-- start --

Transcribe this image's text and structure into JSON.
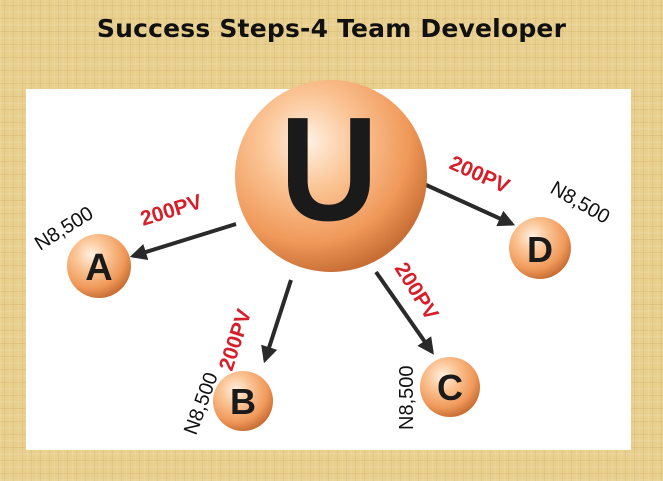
{
  "title": "Success Steps-4 Team Developer",
  "center_node": {
    "label": "U"
  },
  "nodes": [
    {
      "id": "a",
      "label": "A",
      "points": "200PV",
      "amount": "N8,500"
    },
    {
      "id": "b",
      "label": "B",
      "points": "200PV",
      "amount": "N8,500"
    },
    {
      "id": "c",
      "label": "C",
      "points": "200PV",
      "amount": "N8,500"
    },
    {
      "id": "d",
      "label": "D",
      "points": "200PV",
      "amount": "N8,500"
    }
  ],
  "colors": {
    "node_fill": "#f2a46a",
    "pv_text": "#d61f2a",
    "arrow": "#2a2a2a"
  }
}
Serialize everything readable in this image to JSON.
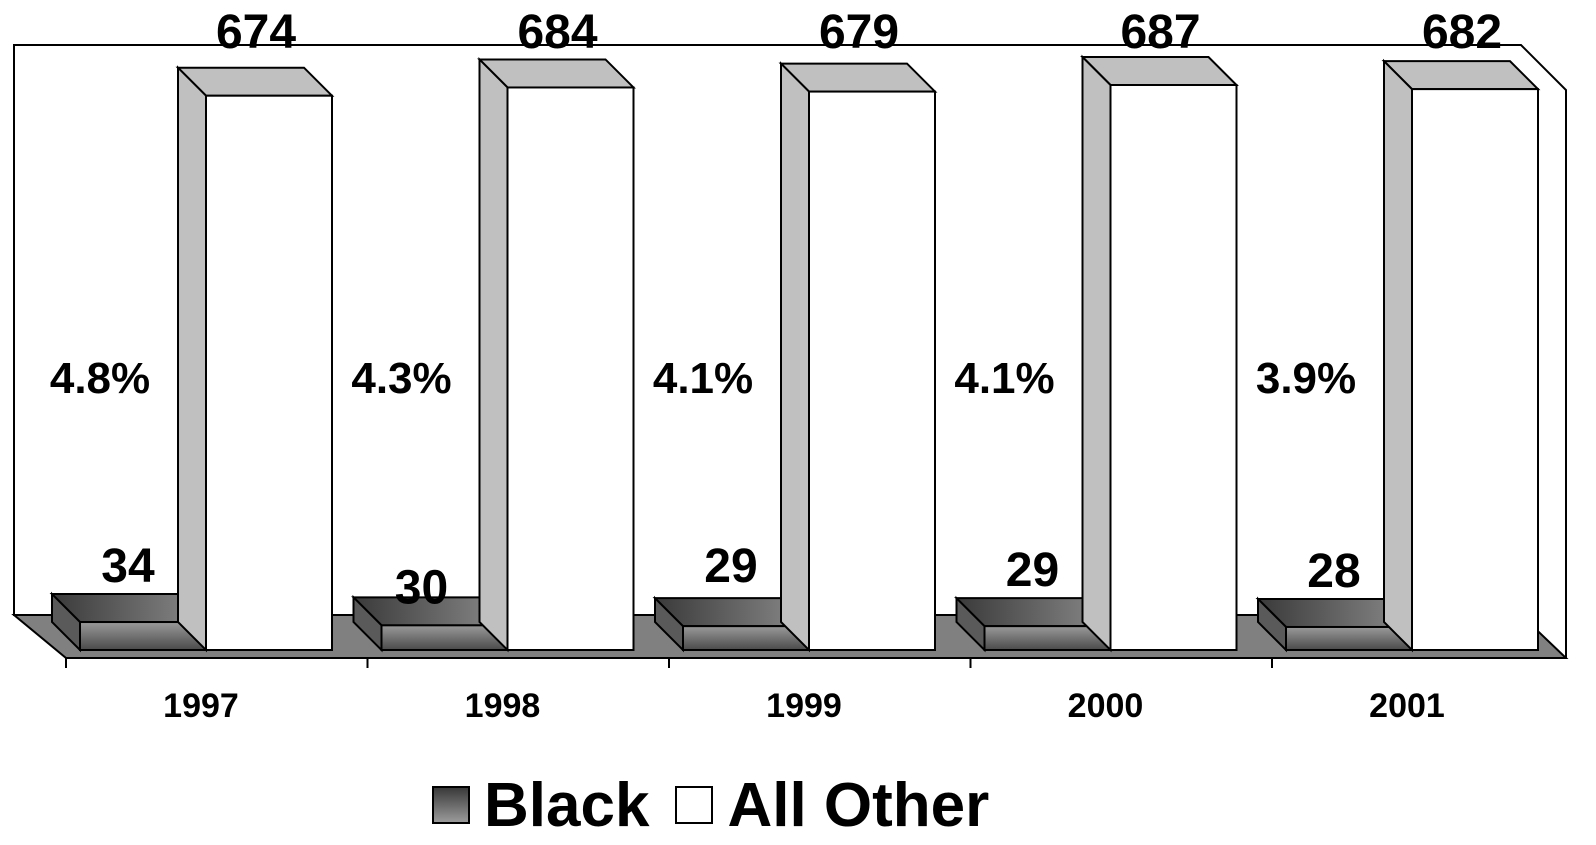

-- end --

Your instructions
Quote the listing above in full, except for the pictures.

In response
Transcribe this image's text and structure into JSON.
{
  "title": "Success Steps-4 Team Developer",
  "center_node": {
    "label": "U"
  },
  "nodes": [
    {
      "id": "a",
      "label": "A",
      "points": "200PV",
      "amount": "N8,500"
    },
    {
      "id": "b",
      "label": "B",
      "points": "200PV",
      "amount": "N8,500"
    },
    {
      "id": "c",
      "label": "C",
      "points": "200PV",
      "amount": "N8,500"
    },
    {
      "id": "d",
      "label": "D",
      "points": "200PV",
      "amount": "N8,500"
    }
  ],
  "colors": {
    "node_fill": "#f2a46a",
    "pv_text": "#d61f2a",
    "arrow": "#2a2a2a"
  }
}
Serialize everything readable in this image to JSON.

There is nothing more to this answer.